— OBJECTIVE —
Copy out every record below with complete accuracy.

— RAW DATA —
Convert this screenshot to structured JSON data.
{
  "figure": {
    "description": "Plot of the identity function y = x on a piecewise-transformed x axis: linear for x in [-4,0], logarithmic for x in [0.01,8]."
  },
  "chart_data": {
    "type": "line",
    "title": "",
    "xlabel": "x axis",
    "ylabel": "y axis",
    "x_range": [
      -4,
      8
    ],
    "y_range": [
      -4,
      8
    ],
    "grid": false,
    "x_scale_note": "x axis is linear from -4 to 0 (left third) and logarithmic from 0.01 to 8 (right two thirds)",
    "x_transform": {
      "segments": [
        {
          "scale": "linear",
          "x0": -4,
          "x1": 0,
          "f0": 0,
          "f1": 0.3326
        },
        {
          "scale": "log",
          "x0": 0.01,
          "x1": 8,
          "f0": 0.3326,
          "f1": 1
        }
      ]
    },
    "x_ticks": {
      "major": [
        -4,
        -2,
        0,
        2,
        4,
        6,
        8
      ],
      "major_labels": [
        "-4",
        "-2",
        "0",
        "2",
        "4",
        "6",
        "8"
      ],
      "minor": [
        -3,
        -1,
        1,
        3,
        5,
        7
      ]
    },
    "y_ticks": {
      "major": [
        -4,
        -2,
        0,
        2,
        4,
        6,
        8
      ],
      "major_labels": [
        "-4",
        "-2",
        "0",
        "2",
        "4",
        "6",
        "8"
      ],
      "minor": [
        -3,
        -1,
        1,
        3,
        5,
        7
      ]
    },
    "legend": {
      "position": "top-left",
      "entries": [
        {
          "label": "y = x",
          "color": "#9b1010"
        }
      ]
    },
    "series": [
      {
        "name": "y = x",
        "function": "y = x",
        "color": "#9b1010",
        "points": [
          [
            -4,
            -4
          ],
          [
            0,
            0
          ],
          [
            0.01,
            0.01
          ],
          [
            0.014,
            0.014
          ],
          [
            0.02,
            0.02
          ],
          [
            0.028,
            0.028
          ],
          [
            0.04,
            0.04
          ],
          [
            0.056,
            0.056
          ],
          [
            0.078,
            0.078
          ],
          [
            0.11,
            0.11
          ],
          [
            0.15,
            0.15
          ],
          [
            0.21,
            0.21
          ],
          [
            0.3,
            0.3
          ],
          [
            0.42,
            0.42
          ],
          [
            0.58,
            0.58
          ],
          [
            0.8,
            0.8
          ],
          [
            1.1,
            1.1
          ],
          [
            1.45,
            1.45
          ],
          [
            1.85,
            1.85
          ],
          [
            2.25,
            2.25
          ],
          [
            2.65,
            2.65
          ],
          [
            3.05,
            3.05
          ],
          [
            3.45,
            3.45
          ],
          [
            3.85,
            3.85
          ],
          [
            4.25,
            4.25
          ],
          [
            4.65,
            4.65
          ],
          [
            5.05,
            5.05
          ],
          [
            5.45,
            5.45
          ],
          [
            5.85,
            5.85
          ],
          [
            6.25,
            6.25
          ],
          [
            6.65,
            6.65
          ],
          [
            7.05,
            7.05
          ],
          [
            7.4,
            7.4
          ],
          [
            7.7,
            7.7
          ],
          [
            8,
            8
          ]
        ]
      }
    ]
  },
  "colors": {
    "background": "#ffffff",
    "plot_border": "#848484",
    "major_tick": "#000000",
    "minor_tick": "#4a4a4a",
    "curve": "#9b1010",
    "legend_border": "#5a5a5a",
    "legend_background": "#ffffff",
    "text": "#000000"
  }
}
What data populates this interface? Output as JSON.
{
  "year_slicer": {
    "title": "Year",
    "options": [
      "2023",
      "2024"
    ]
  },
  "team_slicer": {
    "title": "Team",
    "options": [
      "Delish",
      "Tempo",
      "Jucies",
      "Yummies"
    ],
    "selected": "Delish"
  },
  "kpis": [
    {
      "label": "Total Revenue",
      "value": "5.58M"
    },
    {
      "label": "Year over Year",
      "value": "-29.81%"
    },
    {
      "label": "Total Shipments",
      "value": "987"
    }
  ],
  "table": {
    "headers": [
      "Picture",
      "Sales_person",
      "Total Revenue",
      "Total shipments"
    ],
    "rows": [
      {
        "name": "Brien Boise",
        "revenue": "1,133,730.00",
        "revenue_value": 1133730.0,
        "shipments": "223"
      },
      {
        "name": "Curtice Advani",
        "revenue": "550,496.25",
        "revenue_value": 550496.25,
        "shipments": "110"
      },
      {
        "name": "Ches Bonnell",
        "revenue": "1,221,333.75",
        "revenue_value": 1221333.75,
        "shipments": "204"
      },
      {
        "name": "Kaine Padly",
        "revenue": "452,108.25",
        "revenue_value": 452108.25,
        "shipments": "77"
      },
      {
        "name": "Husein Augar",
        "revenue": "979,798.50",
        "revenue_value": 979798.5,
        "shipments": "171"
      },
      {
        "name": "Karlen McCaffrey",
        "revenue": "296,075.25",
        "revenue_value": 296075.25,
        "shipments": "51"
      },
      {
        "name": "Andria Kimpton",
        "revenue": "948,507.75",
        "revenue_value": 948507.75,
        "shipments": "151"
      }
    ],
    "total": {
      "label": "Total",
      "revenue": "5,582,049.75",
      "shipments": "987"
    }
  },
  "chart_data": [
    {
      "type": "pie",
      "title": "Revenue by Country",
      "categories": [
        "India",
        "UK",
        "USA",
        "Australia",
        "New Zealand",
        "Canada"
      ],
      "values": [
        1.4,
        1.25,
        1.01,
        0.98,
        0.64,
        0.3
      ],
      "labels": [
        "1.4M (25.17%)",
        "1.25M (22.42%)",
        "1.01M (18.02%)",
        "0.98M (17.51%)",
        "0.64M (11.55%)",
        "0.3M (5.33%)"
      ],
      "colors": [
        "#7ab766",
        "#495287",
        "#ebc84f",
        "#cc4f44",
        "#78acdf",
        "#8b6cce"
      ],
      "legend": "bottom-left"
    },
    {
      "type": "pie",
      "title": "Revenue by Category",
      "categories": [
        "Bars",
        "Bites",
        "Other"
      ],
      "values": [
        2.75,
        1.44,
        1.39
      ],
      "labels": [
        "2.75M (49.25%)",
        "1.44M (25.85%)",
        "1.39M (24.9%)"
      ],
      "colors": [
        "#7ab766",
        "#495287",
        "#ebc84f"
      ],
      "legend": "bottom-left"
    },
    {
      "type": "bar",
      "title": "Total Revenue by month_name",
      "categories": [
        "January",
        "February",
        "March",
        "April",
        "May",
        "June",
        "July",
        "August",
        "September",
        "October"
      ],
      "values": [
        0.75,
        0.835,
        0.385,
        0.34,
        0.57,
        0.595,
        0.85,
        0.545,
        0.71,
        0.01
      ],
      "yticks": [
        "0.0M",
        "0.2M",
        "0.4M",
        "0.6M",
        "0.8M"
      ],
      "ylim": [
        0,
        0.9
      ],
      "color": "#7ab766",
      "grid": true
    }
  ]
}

— SOLUTION TO THIS EXERCISE —
Convert this screenshot to structured JSON data.
{
  "figure": {
    "description": "Plot of the identity function y = x on a piecewise-transformed x axis: linear for x in [-4,0], logarithmic for x in [0.01,8]."
  },
  "chart_data": {
    "type": "line",
    "title": "",
    "xlabel": "x axis",
    "ylabel": "y axis",
    "x_range": [
      -4,
      8
    ],
    "y_range": [
      -4,
      8
    ],
    "grid": false,
    "x_scale_note": "x axis is linear from -4 to 0 (left third) and logarithmic from 0.01 to 8 (right two thirds)",
    "x_transform": {
      "segments": [
        {
          "scale": "linear",
          "x0": -4,
          "x1": 0,
          "f0": 0,
          "f1": 0.3326
        },
        {
          "scale": "log",
          "x0": 0.01,
          "x1": 8,
          "f0": 0.3326,
          "f1": 1
        }
      ]
    },
    "x_ticks": {
      "major": [
        -4,
        -2,
        0,
        2,
        4,
        6,
        8
      ],
      "major_labels": [
        "-4",
        "-2",
        "0",
        "2",
        "4",
        "6",
        "8"
      ],
      "minor": [
        -3,
        -1,
        1,
        3,
        5,
        7
      ]
    },
    "y_ticks": {
      "major": [
        -4,
        -2,
        0,
        2,
        4,
        6,
        8
      ],
      "major_labels": [
        "-4",
        "-2",
        "0",
        "2",
        "4",
        "6",
        "8"
      ],
      "minor": [
        -3,
        -1,
        1,
        3,
        5,
        7
      ]
    },
    "legend": {
      "position": "top-left",
      "entries": [
        {
          "label": "y = x",
          "color": "#9b1010"
        }
      ]
    },
    "series": [
      {
        "name": "y = x",
        "function": "y = x",
        "color": "#9b1010",
        "points": [
          [
            -4,
            -4
          ],
          [
            0,
            0
          ],
          [
            0.01,
            0.01
          ],
          [
            0.014,
            0.014
          ],
          [
            0.02,
            0.02
          ],
          [
            0.028,
            0.028
          ],
          [
            0.04,
            0.04
          ],
          [
            0.056,
            0.056
          ],
          [
            0.078,
            0.078
          ],
          [
            0.11,
            0.11
          ],
          [
            0.15,
            0.15
          ],
          [
            0.21,
            0.21
          ],
          [
            0.3,
            0.3
          ],
          [
            0.42,
            0.42
          ],
          [
            0.58,
            0.58
          ],
          [
            0.8,
            0.8
          ],
          [
            1.1,
            1.1
          ],
          [
            1.45,
            1.45
          ],
          [
            1.85,
            1.85
          ],
          [
            2.25,
            2.25
          ],
          [
            2.65,
            2.65
          ],
          [
            3.05,
            3.05
          ],
          [
            3.45,
            3.45
          ],
          [
            3.85,
            3.85
          ],
          [
            4.25,
            4.25
          ],
          [
            4.65,
            4.65
          ],
          [
            5.05,
            5.05
          ],
          [
            5.45,
            5.45
          ],
          [
            5.85,
            5.85
          ],
          [
            6.25,
            6.25
          ],
          [
            6.65,
            6.65
          ],
          [
            7.05,
            7.05
          ],
          [
            7.4,
            7.4
          ],
          [
            7.7,
            7.7
          ],
          [
            8,
            8
          ]
        ]
      }
    ]
  },
  "colors": {
    "background": "#ffffff",
    "plot_border": "#848484",
    "major_tick": "#000000",
    "minor_tick": "#4a4a4a",
    "curve": "#9b1010",
    "legend_border": "#5a5a5a",
    "legend_background": "#ffffff",
    "text": "#000000"
  }
}
What data populates this interface? Output as JSON.
{
  "year_slicer": {
    "title": "Year",
    "options": [
      "2023",
      "2024"
    ]
  },
  "team_slicer": {
    "title": "Team",
    "options": [
      "Delish",
      "Tempo",
      "Jucies",
      "Yummies"
    ],
    "selected": "Delish"
  },
  "kpis": [
    {
      "label": "Total Revenue",
      "value": "5.58M"
    },
    {
      "label": "Year over Year",
      "value": "-29.81%"
    },
    {
      "label": "Total Shipments",
      "value": "987"
    }
  ],
  "table": {
    "headers": [
      "Picture",
      "Sales_person",
      "Total Revenue",
      "Total shipments"
    ],
    "rows": [
      {
        "name": "Brien Boise",
        "revenue": "1,133,730.00",
        "revenue_value": 1133730.0,
        "shipments": "223"
      },
      {
        "name": "Curtice Advani",
        "revenue": "550,496.25",
        "revenue_value": 550496.25,
        "shipments": "110"
      },
      {
        "name": "Ches Bonnell",
        "revenue": "1,221,333.75",
        "revenue_value": 1221333.75,
        "shipments": "204"
      },
      {
        "name": "Kaine Padly",
        "revenue": "452,108.25",
        "revenue_value": 452108.25,
        "shipments": "77"
      },
      {
        "name": "Husein Augar",
        "revenue": "979,798.50",
        "revenue_value": 979798.5,
        "shipments": "171"
      },
      {
        "name": "Karlen McCaffrey",
        "revenue": "296,075.25",
        "revenue_value": 296075.25,
        "shipments": "51"
      },
      {
        "name": "Andria Kimpton",
        "revenue": "948,507.75",
        "revenue_value": 948507.75,
        "shipments": "151"
      }
    ],
    "total": {
      "label": "Total",
      "revenue": "5,582,049.75",
      "shipments": "987"
    }
  },
  "chart_data": [
    {
      "type": "pie",
      "title": "Revenue by Country",
      "categories": [
        "India",
        "UK",
        "USA",
        "Australia",
        "New Zealand",
        "Canada"
      ],
      "values": [
        1.4,
        1.25,
        1.01,
        0.98,
        0.64,
        0.3
      ],
      "labels": [
        "1.4M (25.17%)",
        "1.25M (22.42%)",
        "1.01M (18.02%)",
        "0.98M (17.51%)",
        "0.64M (11.55%)",
        "0.3M (5.33%)"
      ],
      "colors": [
        "#7ab766",
        "#495287",
        "#ebc84f",
        "#cc4f44",
        "#78acdf",
        "#8b6cce"
      ],
      "legend": "bottom-left"
    },
    {
      "type": "pie",
      "title": "Revenue by Category",
      "categories": [
        "Bars",
        "Bites",
        "Other"
      ],
      "values": [
        2.75,
        1.44,
        1.39
      ],
      "labels": [
        "2.75M (49.25%)",
        "1.44M (25.85%)",
        "1.39M (24.9%)"
      ],
      "colors": [
        "#7ab766",
        "#495287",
        "#ebc84f"
      ],
      "legend": "bottom-left"
    },
    {
      "type": "bar",
      "title": "Total Revenue by month_name",
      "categories": [
        "January",
        "February",
        "March",
        "April",
        "May",
        "June",
        "July",
        "August",
        "September",
        "October"
      ],
      "values": [
        0.75,
        0.835,
        0.385,
        0.34,
        0.57,
        0.595,
        0.85,
        0.545,
        0.71,
        0.01
      ],
      "yticks": [
        "0.0M",
        "0.2M",
        "0.4M",
        "0.6M",
        "0.8M"
      ],
      "ylim": [
        0,
        0.9
      ],
      "color": "#7ab766",
      "grid": true
    }
  ]
}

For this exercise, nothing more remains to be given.